### Your instructions
From the entries that follow, pick out all lines holding "JSON".

** BEGIN Supplied material **

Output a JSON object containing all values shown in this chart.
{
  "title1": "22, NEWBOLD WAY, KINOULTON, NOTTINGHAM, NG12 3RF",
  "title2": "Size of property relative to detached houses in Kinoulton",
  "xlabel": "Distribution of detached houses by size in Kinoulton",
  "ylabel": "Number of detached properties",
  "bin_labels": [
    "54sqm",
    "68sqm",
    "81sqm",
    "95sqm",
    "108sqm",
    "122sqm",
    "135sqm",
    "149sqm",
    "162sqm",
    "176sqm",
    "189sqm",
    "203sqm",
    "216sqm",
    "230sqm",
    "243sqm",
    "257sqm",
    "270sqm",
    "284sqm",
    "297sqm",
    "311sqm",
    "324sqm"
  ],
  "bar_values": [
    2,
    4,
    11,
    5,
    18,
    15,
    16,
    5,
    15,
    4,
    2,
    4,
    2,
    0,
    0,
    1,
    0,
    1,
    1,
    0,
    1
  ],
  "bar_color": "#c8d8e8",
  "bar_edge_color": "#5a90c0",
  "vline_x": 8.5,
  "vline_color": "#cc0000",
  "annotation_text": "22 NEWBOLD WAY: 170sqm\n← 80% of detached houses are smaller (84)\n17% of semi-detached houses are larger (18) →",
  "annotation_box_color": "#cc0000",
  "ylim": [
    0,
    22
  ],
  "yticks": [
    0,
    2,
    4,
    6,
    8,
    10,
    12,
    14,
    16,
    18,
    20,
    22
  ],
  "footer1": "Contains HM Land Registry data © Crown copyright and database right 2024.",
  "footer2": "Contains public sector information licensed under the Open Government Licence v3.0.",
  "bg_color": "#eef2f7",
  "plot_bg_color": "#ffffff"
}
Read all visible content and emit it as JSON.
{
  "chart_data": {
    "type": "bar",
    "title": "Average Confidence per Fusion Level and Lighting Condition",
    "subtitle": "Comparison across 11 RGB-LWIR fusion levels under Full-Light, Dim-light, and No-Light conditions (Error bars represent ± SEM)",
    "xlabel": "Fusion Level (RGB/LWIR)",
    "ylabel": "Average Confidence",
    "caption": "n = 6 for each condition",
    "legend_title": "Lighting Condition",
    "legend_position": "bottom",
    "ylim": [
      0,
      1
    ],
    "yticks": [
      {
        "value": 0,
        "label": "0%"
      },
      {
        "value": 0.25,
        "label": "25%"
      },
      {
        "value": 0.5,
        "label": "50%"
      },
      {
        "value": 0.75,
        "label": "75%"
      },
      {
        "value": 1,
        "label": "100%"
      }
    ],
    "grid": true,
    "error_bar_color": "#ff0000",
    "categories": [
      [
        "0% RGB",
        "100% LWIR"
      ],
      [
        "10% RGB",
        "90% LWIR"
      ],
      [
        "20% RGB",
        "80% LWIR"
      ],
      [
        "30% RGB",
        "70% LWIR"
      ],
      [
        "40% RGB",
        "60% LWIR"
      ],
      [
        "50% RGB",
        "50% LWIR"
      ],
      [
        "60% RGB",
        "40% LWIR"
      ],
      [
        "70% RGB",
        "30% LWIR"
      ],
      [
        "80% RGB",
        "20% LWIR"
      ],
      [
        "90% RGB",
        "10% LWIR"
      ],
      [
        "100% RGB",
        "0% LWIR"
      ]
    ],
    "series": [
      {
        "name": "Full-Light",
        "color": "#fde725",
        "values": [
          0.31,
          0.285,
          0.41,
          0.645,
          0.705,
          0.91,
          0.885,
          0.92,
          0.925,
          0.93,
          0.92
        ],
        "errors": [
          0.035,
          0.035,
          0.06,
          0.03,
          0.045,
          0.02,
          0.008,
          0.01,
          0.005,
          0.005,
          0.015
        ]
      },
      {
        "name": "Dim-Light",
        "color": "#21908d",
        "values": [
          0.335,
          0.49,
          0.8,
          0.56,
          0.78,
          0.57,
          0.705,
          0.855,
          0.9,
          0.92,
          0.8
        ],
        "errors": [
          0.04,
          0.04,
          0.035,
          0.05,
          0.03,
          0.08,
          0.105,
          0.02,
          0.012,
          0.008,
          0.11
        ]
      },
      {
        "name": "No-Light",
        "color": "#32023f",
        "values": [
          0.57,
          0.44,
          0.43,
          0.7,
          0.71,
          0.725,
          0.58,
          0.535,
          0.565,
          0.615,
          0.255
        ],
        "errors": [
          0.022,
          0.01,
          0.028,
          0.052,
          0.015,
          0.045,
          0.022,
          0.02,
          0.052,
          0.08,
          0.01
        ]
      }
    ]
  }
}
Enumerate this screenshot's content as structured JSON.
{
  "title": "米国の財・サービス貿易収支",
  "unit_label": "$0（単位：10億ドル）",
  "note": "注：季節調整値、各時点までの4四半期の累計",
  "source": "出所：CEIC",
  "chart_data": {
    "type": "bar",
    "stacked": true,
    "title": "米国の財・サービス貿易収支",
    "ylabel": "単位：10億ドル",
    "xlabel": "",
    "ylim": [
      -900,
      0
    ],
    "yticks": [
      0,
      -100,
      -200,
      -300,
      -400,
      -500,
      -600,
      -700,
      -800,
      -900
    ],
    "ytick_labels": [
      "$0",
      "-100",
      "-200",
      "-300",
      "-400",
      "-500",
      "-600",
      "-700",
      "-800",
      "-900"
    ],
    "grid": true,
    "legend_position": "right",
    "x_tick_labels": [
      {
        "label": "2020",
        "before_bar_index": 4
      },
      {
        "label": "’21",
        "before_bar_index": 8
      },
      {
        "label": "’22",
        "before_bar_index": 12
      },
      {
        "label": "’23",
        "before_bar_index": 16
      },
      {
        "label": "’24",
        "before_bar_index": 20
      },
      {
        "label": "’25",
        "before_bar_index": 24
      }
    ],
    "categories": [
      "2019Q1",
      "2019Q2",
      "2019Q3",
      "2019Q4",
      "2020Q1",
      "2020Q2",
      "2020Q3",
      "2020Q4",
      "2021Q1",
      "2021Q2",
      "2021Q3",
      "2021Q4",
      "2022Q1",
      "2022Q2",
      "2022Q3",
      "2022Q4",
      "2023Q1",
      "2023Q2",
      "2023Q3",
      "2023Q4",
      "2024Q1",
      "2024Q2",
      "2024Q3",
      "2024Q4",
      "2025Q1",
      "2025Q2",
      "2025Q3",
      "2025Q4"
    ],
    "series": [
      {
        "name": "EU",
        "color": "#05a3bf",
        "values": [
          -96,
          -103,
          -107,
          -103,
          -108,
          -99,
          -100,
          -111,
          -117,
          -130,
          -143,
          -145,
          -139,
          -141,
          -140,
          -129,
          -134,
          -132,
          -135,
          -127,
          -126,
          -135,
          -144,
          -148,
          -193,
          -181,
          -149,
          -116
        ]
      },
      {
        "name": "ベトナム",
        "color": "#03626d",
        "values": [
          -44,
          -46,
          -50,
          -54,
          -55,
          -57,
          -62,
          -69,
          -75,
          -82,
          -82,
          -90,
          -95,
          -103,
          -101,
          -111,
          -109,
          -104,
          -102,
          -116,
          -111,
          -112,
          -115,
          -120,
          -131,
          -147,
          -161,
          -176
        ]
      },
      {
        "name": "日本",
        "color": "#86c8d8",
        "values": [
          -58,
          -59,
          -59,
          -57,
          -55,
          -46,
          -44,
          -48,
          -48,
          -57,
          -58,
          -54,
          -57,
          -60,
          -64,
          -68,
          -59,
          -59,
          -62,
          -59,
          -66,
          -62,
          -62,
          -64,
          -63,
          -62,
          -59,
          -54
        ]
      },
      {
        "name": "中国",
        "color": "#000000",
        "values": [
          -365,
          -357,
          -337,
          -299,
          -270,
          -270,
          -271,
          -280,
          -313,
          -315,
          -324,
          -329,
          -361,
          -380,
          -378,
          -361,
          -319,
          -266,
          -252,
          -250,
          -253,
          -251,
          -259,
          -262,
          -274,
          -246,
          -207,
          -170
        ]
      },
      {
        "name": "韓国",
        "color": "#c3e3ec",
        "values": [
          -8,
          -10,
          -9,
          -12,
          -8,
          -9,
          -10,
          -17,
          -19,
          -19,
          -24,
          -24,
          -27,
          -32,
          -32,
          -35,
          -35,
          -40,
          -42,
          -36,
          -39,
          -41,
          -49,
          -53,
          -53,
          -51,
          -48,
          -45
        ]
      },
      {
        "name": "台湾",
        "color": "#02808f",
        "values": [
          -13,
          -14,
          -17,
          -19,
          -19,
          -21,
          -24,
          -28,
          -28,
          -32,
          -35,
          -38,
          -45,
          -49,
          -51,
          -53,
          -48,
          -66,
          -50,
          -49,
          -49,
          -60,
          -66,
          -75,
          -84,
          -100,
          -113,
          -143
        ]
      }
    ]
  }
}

** END Supplied material **

### The reply
Output a JSON object containing all values shown in this chart.
Read all visible content and emit it as JSON.
Enumerate this screenshot's content as structured JSON.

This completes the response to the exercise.